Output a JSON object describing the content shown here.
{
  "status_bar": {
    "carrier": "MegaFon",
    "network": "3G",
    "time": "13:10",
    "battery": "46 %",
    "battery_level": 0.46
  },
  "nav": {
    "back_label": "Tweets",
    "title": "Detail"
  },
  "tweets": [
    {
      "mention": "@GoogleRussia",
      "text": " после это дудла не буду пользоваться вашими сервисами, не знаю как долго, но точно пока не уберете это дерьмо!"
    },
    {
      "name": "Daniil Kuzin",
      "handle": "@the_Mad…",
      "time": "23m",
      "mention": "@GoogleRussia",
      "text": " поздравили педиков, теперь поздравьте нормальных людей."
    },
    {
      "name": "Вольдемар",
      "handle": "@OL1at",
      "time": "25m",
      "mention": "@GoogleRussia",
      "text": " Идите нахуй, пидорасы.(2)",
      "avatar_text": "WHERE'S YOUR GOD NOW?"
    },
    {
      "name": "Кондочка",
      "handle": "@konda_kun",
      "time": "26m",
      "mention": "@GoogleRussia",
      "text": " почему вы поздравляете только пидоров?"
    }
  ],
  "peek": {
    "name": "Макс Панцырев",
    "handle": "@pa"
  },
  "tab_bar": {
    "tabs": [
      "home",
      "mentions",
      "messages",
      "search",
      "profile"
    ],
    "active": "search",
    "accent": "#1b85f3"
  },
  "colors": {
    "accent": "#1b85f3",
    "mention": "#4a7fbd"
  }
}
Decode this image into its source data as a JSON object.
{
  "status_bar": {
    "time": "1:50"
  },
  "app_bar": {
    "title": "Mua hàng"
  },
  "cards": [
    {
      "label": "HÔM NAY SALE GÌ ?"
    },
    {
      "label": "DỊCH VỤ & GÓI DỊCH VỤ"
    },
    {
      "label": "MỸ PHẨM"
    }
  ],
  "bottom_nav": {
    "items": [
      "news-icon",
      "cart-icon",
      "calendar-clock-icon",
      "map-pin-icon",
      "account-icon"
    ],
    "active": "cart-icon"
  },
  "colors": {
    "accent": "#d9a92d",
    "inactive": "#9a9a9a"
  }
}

######

◆ TASK DESCRIPTION
Where a line holds "object", copy that line.

◆ SOLUTION TO THIS PROBLEM
Output a JSON object describing the content shown here.
Decode this image into its source data as a JSON object.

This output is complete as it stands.